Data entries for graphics
<<<<

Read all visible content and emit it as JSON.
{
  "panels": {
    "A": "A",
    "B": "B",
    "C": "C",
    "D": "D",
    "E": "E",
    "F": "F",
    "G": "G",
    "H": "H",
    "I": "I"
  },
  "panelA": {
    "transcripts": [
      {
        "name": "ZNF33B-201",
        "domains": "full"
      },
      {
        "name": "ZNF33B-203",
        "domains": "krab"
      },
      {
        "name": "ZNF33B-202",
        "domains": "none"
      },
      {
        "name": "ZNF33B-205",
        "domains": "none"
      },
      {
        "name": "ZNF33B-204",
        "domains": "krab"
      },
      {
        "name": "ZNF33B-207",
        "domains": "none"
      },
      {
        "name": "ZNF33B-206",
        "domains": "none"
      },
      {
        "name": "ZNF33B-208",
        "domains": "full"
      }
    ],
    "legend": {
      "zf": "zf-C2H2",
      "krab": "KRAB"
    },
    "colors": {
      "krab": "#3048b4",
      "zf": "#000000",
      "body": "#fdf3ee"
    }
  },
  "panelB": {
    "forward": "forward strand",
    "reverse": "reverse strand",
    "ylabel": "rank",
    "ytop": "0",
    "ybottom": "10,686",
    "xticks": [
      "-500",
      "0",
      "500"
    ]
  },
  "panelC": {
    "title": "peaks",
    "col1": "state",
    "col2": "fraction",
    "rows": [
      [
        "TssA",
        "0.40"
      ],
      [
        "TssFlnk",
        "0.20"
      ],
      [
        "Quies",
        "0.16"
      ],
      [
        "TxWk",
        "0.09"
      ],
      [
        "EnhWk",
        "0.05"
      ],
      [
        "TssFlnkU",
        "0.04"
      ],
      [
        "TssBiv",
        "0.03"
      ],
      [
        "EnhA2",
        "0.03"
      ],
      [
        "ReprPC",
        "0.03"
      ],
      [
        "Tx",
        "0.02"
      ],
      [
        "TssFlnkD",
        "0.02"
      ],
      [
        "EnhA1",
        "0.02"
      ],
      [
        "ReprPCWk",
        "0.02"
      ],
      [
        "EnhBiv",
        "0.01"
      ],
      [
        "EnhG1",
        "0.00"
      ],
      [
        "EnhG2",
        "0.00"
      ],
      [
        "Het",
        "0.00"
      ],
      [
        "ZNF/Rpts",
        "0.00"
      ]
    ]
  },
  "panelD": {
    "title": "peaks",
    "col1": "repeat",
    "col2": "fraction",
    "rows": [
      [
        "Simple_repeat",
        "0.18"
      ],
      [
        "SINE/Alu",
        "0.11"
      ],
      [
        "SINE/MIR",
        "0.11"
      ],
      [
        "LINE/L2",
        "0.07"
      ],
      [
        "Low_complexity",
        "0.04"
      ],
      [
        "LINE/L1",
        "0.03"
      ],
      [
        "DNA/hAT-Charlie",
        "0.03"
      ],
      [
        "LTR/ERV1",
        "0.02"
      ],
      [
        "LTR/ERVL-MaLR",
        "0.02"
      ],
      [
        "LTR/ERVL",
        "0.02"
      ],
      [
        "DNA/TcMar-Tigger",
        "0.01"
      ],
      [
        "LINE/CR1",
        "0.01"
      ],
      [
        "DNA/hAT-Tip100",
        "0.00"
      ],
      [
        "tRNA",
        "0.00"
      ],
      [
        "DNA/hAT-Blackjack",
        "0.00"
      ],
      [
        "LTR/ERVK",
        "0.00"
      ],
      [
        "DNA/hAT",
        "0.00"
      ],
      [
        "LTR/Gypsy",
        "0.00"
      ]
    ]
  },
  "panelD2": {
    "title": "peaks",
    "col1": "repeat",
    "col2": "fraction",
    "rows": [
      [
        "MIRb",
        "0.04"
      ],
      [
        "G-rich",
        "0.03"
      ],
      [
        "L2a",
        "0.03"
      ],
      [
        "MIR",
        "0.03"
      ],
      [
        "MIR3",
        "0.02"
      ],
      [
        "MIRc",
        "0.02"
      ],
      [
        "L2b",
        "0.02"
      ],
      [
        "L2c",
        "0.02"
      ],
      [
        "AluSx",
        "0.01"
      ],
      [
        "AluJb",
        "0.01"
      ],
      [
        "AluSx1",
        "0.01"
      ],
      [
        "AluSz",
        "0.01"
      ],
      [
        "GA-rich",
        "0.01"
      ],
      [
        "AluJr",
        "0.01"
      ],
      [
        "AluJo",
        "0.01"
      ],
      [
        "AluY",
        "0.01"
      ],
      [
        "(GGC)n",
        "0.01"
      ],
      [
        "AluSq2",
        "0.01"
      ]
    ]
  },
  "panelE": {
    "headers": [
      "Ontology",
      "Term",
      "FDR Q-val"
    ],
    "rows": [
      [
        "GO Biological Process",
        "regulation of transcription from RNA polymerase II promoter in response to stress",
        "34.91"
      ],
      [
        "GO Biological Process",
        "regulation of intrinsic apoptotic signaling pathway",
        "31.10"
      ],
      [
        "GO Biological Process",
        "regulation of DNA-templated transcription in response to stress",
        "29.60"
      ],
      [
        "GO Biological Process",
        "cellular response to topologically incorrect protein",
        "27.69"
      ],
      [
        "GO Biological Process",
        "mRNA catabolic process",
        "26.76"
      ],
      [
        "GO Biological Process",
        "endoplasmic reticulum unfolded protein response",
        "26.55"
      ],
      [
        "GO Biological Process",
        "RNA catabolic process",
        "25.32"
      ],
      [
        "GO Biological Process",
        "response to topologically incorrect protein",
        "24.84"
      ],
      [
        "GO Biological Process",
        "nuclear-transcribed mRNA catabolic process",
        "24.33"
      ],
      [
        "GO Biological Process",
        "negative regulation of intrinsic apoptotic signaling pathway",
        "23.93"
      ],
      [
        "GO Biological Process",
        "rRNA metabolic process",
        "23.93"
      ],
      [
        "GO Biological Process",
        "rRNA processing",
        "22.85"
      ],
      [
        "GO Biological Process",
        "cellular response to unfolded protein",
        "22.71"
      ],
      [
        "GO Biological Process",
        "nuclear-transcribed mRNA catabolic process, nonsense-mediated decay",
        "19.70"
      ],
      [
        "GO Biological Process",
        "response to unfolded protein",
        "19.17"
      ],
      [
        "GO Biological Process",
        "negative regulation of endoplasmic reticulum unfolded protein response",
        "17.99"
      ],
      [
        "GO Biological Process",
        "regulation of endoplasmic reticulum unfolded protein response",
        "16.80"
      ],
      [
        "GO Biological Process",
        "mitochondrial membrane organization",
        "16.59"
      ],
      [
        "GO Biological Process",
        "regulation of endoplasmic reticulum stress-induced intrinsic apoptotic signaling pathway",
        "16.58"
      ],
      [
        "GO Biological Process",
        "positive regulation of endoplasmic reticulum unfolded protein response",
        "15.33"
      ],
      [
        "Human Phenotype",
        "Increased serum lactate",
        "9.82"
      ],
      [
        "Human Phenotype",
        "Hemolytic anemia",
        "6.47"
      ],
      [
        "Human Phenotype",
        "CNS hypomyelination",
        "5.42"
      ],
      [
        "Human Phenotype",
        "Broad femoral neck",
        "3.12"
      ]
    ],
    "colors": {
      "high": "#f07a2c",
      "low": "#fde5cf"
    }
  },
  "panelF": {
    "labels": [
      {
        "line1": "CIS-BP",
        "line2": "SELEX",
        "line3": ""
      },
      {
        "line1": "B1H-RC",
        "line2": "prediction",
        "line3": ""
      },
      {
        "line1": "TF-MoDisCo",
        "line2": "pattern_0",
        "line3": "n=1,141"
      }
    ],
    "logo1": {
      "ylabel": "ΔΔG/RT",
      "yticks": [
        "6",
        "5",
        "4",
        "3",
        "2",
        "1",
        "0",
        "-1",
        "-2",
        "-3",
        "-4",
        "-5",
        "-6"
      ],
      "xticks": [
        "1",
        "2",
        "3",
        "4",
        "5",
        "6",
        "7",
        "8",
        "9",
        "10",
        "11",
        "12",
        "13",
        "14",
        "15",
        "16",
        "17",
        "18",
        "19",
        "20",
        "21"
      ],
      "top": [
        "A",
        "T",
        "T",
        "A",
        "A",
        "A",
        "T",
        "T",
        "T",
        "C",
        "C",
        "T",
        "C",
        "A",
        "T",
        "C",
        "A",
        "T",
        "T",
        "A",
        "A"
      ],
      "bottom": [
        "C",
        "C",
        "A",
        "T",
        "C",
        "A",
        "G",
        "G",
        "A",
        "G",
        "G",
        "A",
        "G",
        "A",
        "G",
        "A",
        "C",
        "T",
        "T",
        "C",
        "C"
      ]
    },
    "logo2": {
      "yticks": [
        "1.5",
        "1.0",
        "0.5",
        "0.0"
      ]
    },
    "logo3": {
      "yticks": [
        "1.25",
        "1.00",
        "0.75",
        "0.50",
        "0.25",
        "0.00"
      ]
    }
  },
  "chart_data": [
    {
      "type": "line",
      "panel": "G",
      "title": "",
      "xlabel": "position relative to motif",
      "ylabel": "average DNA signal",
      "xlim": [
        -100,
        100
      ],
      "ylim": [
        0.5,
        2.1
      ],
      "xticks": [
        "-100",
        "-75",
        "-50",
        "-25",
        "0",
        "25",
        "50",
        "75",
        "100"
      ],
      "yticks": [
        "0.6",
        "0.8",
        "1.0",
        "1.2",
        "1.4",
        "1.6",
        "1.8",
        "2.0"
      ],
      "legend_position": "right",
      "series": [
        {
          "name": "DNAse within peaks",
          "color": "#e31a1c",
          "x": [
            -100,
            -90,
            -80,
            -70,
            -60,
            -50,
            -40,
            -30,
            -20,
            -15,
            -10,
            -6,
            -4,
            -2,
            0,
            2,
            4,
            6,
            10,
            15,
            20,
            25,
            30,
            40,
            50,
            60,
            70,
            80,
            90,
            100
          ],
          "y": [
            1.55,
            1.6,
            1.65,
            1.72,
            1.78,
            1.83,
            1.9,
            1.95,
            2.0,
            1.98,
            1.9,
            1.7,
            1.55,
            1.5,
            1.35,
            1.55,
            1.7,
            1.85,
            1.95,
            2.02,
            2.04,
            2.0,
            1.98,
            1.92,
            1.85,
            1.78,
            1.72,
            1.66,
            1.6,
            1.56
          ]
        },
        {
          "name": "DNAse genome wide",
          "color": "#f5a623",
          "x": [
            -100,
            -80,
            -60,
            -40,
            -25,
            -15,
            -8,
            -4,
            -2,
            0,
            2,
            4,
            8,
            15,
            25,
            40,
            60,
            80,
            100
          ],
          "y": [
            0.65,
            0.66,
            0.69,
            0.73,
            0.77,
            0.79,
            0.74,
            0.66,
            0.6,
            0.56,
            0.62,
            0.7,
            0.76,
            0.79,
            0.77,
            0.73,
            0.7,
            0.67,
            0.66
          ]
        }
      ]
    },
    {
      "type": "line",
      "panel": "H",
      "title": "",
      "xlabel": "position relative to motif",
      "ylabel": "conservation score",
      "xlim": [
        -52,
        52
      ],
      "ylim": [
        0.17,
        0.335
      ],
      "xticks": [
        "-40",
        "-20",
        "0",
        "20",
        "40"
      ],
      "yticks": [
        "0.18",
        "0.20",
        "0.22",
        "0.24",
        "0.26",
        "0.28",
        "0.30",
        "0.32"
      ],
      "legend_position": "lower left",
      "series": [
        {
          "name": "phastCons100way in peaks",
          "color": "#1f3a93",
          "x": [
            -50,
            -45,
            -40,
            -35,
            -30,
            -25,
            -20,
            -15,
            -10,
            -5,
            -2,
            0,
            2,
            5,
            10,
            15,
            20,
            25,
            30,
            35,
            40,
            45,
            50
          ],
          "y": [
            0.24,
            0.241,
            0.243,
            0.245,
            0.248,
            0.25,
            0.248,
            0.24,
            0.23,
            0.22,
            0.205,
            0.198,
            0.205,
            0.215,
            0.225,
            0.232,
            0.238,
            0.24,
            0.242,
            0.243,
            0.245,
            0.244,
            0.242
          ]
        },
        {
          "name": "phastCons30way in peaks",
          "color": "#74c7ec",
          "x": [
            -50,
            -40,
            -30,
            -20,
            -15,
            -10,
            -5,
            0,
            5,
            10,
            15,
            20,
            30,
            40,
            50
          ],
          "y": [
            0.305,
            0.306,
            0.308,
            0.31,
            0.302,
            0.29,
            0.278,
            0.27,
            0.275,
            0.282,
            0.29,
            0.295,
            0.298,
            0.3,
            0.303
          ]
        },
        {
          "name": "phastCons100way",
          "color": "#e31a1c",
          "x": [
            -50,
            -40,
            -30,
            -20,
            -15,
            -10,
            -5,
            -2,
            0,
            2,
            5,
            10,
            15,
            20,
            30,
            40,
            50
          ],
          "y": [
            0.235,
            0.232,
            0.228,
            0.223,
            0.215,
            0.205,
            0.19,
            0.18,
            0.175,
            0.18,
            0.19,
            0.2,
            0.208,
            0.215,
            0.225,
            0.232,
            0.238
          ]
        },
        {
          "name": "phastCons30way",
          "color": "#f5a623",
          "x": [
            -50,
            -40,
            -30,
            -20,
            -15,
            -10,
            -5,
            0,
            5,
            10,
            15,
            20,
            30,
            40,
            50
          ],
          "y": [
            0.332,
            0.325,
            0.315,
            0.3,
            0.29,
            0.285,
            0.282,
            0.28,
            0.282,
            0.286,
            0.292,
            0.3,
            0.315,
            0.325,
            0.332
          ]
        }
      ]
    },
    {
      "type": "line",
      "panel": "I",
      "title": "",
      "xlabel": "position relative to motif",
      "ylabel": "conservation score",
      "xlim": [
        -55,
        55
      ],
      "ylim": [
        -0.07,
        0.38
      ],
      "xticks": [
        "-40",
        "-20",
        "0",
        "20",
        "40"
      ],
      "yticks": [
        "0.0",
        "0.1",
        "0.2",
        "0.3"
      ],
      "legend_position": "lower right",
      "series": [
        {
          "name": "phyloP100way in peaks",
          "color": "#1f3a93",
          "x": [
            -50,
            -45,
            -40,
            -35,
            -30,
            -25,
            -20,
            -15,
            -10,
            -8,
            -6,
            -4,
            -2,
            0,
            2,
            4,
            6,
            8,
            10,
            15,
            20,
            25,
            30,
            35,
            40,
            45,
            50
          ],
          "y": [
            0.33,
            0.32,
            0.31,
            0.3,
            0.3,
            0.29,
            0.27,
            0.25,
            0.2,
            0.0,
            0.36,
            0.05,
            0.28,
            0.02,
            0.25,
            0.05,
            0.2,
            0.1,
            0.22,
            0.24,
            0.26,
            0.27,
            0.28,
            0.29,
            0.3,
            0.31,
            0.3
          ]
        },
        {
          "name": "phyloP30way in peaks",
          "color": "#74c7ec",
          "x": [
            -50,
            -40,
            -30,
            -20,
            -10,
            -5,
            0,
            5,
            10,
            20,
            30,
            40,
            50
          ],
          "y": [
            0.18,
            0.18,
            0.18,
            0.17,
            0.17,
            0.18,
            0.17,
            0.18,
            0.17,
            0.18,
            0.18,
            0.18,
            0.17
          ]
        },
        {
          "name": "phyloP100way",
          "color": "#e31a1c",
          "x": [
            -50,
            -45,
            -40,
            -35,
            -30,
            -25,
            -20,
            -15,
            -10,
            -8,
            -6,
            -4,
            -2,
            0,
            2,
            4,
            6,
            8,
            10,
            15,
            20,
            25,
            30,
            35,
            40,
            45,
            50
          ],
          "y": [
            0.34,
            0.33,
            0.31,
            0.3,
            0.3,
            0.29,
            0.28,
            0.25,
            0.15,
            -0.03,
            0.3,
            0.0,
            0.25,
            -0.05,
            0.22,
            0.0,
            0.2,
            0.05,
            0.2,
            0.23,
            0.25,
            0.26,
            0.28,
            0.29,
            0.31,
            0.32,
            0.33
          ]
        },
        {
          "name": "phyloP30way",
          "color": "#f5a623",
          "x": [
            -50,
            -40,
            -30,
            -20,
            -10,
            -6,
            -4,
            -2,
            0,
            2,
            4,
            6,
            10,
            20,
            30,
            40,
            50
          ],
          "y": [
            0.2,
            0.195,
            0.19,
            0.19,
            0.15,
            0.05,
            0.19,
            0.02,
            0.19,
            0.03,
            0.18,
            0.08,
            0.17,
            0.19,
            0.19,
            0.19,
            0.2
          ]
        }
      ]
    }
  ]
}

>>>>

> _Brief_: Return a copy of each line in the entries that contains "catabolic".

> _Solution to this task_:
        "mRNA catabolic process",
        "RNA catabolic process",
        "nuclear-transcribed mRNA catabolic process",
        "nuclear-transcribed mRNA catabolic process, nonsense-mediated decay",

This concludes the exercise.